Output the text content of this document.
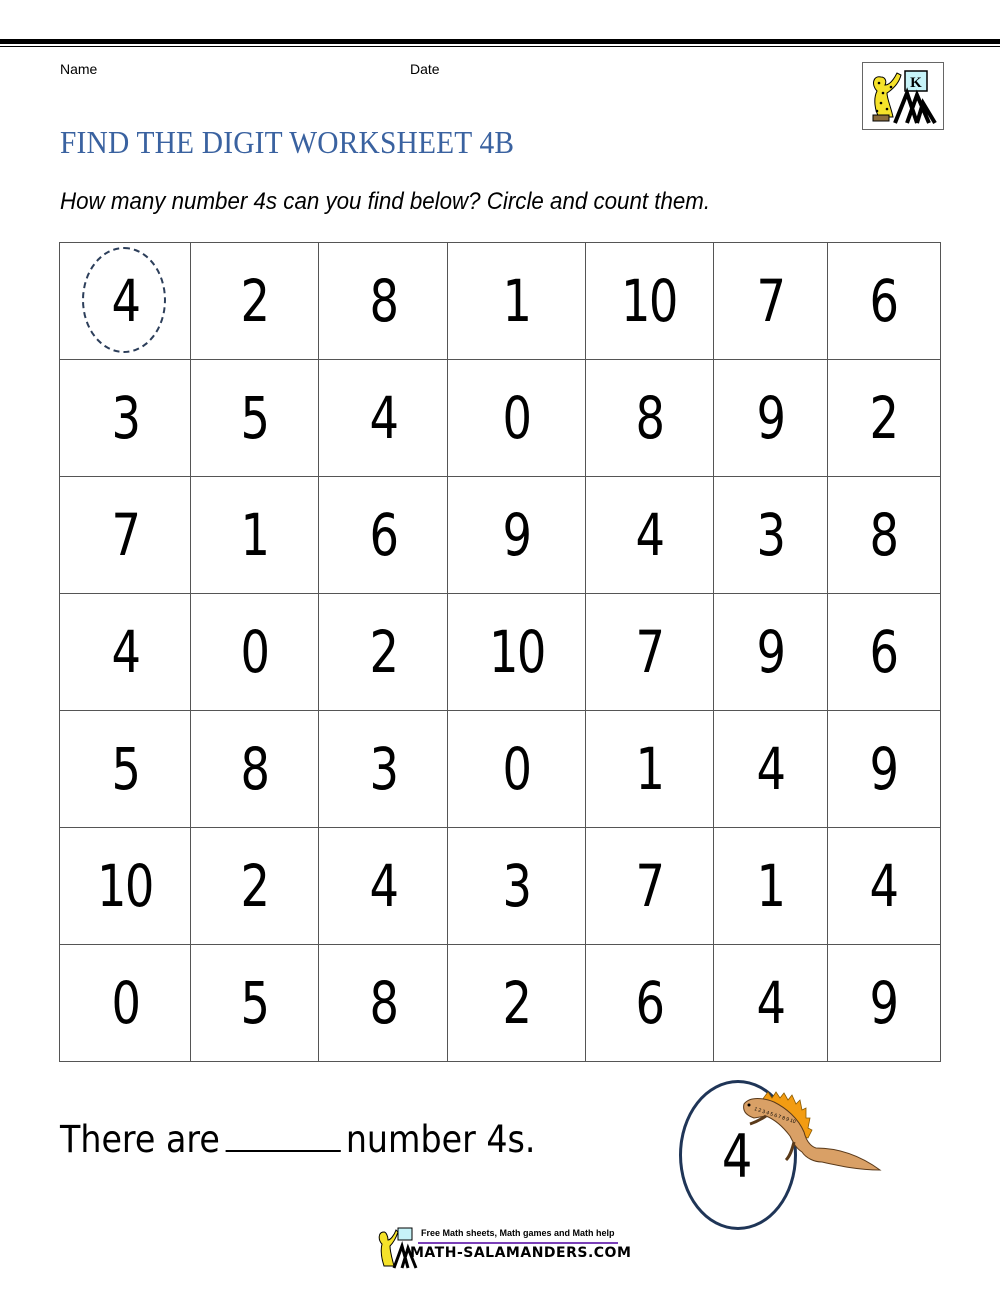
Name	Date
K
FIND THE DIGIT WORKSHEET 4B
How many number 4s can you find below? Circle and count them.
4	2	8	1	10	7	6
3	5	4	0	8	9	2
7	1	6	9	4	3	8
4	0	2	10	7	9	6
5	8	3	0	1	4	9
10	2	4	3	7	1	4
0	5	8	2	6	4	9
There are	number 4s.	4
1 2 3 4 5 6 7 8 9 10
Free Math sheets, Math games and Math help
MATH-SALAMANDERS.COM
**********
## CHALLENGE
Pictures are excluded; copy every other part of the records exactly.

## FINAL ANSWER
Output the text content of this document.
Name	Date
K
FIND THE DIGIT WORKSHEET 4B
How many number 4s can you find below? Circle and count them.
4	2	8	1	10	7	6
3	5	4	0	8	9	2
7	1	6	9	4	3	8
4	0	2	10	7	9	6
5	8	3	0	1	4	9
10	2	4	3	7	1	4
0	5	8	2	6	4	9
There are	number 4s.	4
1 2 3 4 5 6 7 8 9 10
Free Math sheets, Math games and Math help
MATH-SALAMANDERS.COM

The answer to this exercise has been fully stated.